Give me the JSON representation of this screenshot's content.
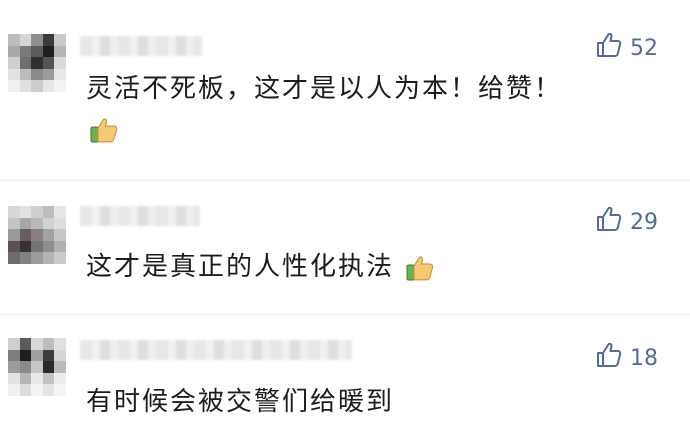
{
  "comments": [
    {
      "text": "灵活不死板，这才是以人为本！给赞！",
      "likes": "52"
    },
    {
      "text": "这才是真正的人性化执法",
      "likes": "29"
    },
    {
      "text": "有时候会被交警们给暖到",
      "likes": "18"
    }
  ],
  "colors": {
    "like_blue": "#576b95",
    "text": "#1c1c1c"
  },
  "icons": {
    "like": "thumbs-up-outline-icon",
    "emoji": "thumbs-up-emoji-icon"
  }
}
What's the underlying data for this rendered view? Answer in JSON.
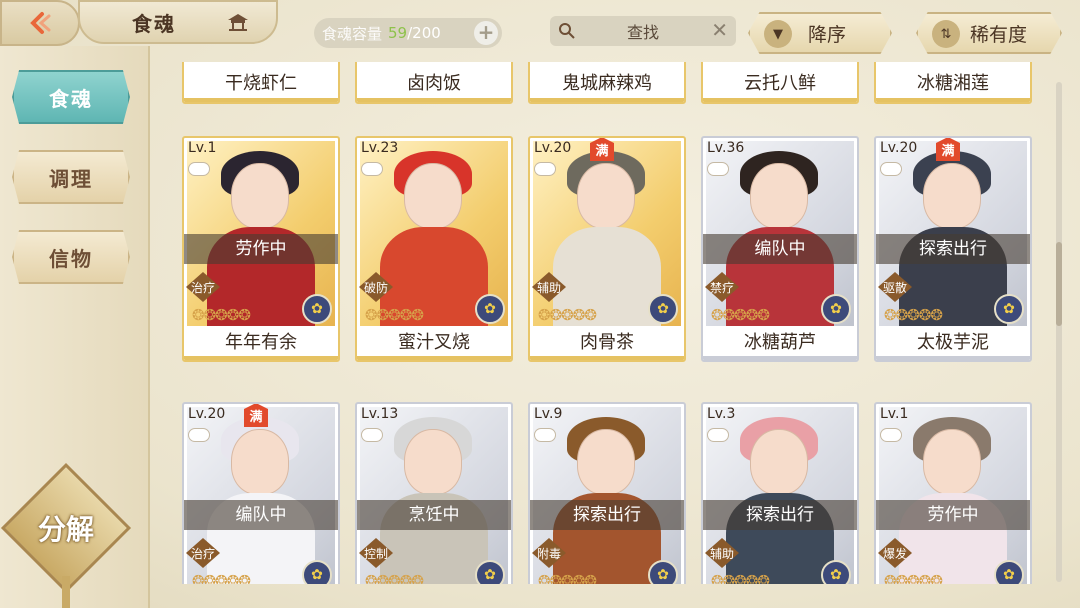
{
  "header": {
    "title": "食魂",
    "capacity_label": "食魂容量",
    "capacity_current": "59",
    "capacity_max": "/200",
    "search_placeholder": "查找",
    "sort_label": "降序",
    "rarity_label": "稀有度"
  },
  "sidebar": {
    "items": [
      {
        "label": "食魂",
        "active": true
      },
      {
        "label": "调理",
        "active": false
      },
      {
        "label": "信物",
        "active": false
      }
    ],
    "decompose_label": "分解"
  },
  "top_row": [
    "干烧虾仁",
    "卤肉饭",
    "鬼城麻辣鸡",
    "云托八鲜",
    "冰糖湘莲"
  ],
  "cards": [
    {
      "lv": "Lv.1",
      "full": false,
      "status": "劳作中",
      "role": "治疗",
      "name": "年年有余",
      "rarity": "gold",
      "stars": 5,
      "lit": 5
    },
    {
      "lv": "Lv.23",
      "full": false,
      "status": "",
      "role": "破防",
      "name": "蜜汁叉烧",
      "rarity": "gold",
      "stars": 5,
      "lit": 5
    },
    {
      "lv": "Lv.20",
      "full": true,
      "full_label": "满",
      "status": "",
      "role": "辅助",
      "name": "肉骨茶",
      "rarity": "gold",
      "stars": 5,
      "lit": 5
    },
    {
      "lv": "Lv.36",
      "full": false,
      "status": "编队中",
      "role": "禁疗",
      "name": "冰糖葫芦",
      "rarity": "silver",
      "stars": 5,
      "lit": 5
    },
    {
      "lv": "Lv.20",
      "full": true,
      "full_label": "满",
      "status": "探索出行",
      "role": "驱散",
      "name": "太极芋泥",
      "rarity": "silver",
      "stars": 5,
      "lit": 5
    },
    {
      "lv": "Lv.20",
      "full": true,
      "full_label": "满",
      "status": "编队中",
      "role": "治疗",
      "name": "",
      "rarity": "silver",
      "stars": 5,
      "lit": 5
    },
    {
      "lv": "Lv.13",
      "full": false,
      "status": "烹饪中",
      "role": "控制",
      "name": "",
      "rarity": "silver",
      "stars": 5,
      "lit": 5
    },
    {
      "lv": "Lv.9",
      "full": false,
      "status": "探索出行",
      "role": "附毒",
      "name": "",
      "rarity": "silver",
      "stars": 5,
      "lit": 5
    },
    {
      "lv": "Lv.3",
      "full": false,
      "status": "探索出行",
      "role": "辅助",
      "name": "",
      "rarity": "silver",
      "stars": 5,
      "lit": 5
    },
    {
      "lv": "Lv.1",
      "full": false,
      "status": "劳作中",
      "role": "爆发",
      "name": "",
      "rarity": "silver",
      "stars": 5,
      "lit": 5
    }
  ],
  "colors": {
    "accent_teal": "#5fb6b3",
    "gold_frame": "#e8c66a",
    "silver_frame": "#c9ccd6",
    "capacity_green": "#8ec24b",
    "full_badge": "#e24a2c"
  },
  "icons": {
    "back": "back-arrow-icon",
    "title": "pavilion-icon",
    "capacity_add": "plus-icon",
    "search": "search-icon",
    "clear": "close-icon",
    "sort": "triangle-down-icon",
    "rarity": "sort-arrows-icon"
  }
}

**INSTRUCTION**. Give all the entries again exactly, dropping each picture.

**EXERCISE RESPONSE**.
Give me the JSON representation of this screenshot's content.
{
  "comments": [
    {
      "text": "灵活不死板，这才是以人为本！给赞！",
      "likes": "52"
    },
    {
      "text": "这才是真正的人性化执法",
      "likes": "29"
    },
    {
      "text": "有时候会被交警们给暖到",
      "likes": "18"
    }
  ],
  "colors": {
    "like_blue": "#576b95",
    "text": "#1c1c1c"
  },
  "icons": {
    "like": "thumbs-up-outline-icon",
    "emoji": "thumbs-up-emoji-icon"
  }
}
What's the underlying data for this rendered view? Answer in JSON.
{
  "header": {
    "title": "食魂",
    "capacity_label": "食魂容量",
    "capacity_current": "59",
    "capacity_max": "/200",
    "search_placeholder": "查找",
    "sort_label": "降序",
    "rarity_label": "稀有度"
  },
  "sidebar": {
    "items": [
      {
        "label": "食魂",
        "active": true
      },
      {
        "label": "调理",
        "active": false
      },
      {
        "label": "信物",
        "active": false
      }
    ],
    "decompose_label": "分解"
  },
  "top_row": [
    "干烧虾仁",
    "卤肉饭",
    "鬼城麻辣鸡",
    "云托八鲜",
    "冰糖湘莲"
  ],
  "cards": [
    {
      "lv": "Lv.1",
      "full": false,
      "status": "劳作中",
      "role": "治疗",
      "name": "年年有余",
      "rarity": "gold",
      "stars": 5,
      "lit": 5
    },
    {
      "lv": "Lv.23",
      "full": false,
      "status": "",
      "role": "破防",
      "name": "蜜汁叉烧",
      "rarity": "gold",
      "stars": 5,
      "lit": 5
    },
    {
      "lv": "Lv.20",
      "full": true,
      "full_label": "满",
      "status": "",
      "role": "辅助",
      "name": "肉骨茶",
      "rarity": "gold",
      "stars": 5,
      "lit": 5
    },
    {
      "lv": "Lv.36",
      "full": false,
      "status": "编队中",
      "role": "禁疗",
      "name": "冰糖葫芦",
      "rarity": "silver",
      "stars": 5,
      "lit": 5
    },
    {
      "lv": "Lv.20",
      "full": true,
      "full_label": "满",
      "status": "探索出行",
      "role": "驱散",
      "name": "太极芋泥",
      "rarity": "silver",
      "stars": 5,
      "lit": 5
    },
    {
      "lv": "Lv.20",
      "full": true,
      "full_label": "满",
      "status": "编队中",
      "role": "治疗",
      "name": "",
      "rarity": "silver",
      "stars": 5,
      "lit": 5
    },
    {
      "lv": "Lv.13",
      "full": false,
      "status": "烹饪中",
      "role": "控制",
      "name": "",
      "rarity": "silver",
      "stars": 5,
      "lit": 5
    },
    {
      "lv": "Lv.9",
      "full": false,
      "status": "探索出行",
      "role": "附毒",
      "name": "",
      "rarity": "silver",
      "stars": 5,
      "lit": 5
    },
    {
      "lv": "Lv.3",
      "full": false,
      "status": "探索出行",
      "role": "辅助",
      "name": "",
      "rarity": "silver",
      "stars": 5,
      "lit": 5
    },
    {
      "lv": "Lv.1",
      "full": false,
      "status": "劳作中",
      "role": "爆发",
      "name": "",
      "rarity": "silver",
      "stars": 5,
      "lit": 5
    }
  ],
  "colors": {
    "accent_teal": "#5fb6b3",
    "gold_frame": "#e8c66a",
    "silver_frame": "#c9ccd6",
    "capacity_green": "#8ec24b",
    "full_badge": "#e24a2c"
  },
  "icons": {
    "back": "back-arrow-icon",
    "title": "pavilion-icon",
    "capacity_add": "plus-icon",
    "search": "search-icon",
    "clear": "close-icon",
    "sort": "triangle-down-icon",
    "rarity": "sort-arrows-icon"
  }
}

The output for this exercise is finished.